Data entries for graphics
--- START ---

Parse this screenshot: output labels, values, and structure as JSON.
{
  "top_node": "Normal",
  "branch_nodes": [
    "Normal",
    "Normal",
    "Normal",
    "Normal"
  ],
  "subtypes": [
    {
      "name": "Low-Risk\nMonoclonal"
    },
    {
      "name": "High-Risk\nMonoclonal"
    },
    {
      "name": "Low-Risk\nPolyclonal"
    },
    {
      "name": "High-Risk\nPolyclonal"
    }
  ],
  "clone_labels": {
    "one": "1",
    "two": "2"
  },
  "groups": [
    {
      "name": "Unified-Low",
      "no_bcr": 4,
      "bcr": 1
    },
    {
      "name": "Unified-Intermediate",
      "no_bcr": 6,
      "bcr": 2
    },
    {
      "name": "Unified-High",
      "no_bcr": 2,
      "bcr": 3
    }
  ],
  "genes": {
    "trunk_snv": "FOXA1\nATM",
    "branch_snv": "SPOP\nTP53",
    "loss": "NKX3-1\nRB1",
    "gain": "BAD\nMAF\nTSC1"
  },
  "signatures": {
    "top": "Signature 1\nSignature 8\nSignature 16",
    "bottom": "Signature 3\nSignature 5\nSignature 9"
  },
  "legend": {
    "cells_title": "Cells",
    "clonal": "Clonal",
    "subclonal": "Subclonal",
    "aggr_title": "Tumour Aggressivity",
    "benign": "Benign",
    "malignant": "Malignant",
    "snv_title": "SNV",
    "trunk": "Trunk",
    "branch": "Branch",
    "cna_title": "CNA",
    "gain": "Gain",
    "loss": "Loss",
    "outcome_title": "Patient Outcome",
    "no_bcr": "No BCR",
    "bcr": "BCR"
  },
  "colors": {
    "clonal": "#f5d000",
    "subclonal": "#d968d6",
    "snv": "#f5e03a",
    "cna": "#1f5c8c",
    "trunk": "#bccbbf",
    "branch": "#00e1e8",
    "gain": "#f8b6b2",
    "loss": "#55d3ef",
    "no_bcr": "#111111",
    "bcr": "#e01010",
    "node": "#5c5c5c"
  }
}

--- END ---

WHAT IS EXPECTED
Copy each entry exactly.

TASK ANSWER
Parse this screenshot: output labels, values, and structure as JSON.
{
  "top_node": "Normal",
  "branch_nodes": [
    "Normal",
    "Normal",
    "Normal",
    "Normal"
  ],
  "subtypes": [
    {
      "name": "Low-Risk\nMonoclonal"
    },
    {
      "name": "High-Risk\nMonoclonal"
    },
    {
      "name": "Low-Risk\nPolyclonal"
    },
    {
      "name": "High-Risk\nPolyclonal"
    }
  ],
  "clone_labels": {
    "one": "1",
    "two": "2"
  },
  "groups": [
    {
      "name": "Unified-Low",
      "no_bcr": 4,
      "bcr": 1
    },
    {
      "name": "Unified-Intermediate",
      "no_bcr": 6,
      "bcr": 2
    },
    {
      "name": "Unified-High",
      "no_bcr": 2,
      "bcr": 3
    }
  ],
  "genes": {
    "trunk_snv": "FOXA1\nATM",
    "branch_snv": "SPOP\nTP53",
    "loss": "NKX3-1\nRB1",
    "gain": "BAD\nMAF\nTSC1"
  },
  "signatures": {
    "top": "Signature 1\nSignature 8\nSignature 16",
    "bottom": "Signature 3\nSignature 5\nSignature 9"
  },
  "legend": {
    "cells_title": "Cells",
    "clonal": "Clonal",
    "subclonal": "Subclonal",
    "aggr_title": "Tumour Aggressivity",
    "benign": "Benign",
    "malignant": "Malignant",
    "snv_title": "SNV",
    "trunk": "Trunk",
    "branch": "Branch",
    "cna_title": "CNA",
    "gain": "Gain",
    "loss": "Loss",
    "outcome_title": "Patient Outcome",
    "no_bcr": "No BCR",
    "bcr": "BCR"
  },
  "colors": {
    "clonal": "#f5d000",
    "subclonal": "#d968d6",
    "snv": "#f5e03a",
    "cna": "#1f5c8c",
    "trunk": "#bccbbf",
    "branch": "#00e1e8",
    "gain": "#f8b6b2",
    "loss": "#55d3ef",
    "no_bcr": "#111111",
    "bcr": "#e01010",
    "node": "#5c5c5c"
  }
}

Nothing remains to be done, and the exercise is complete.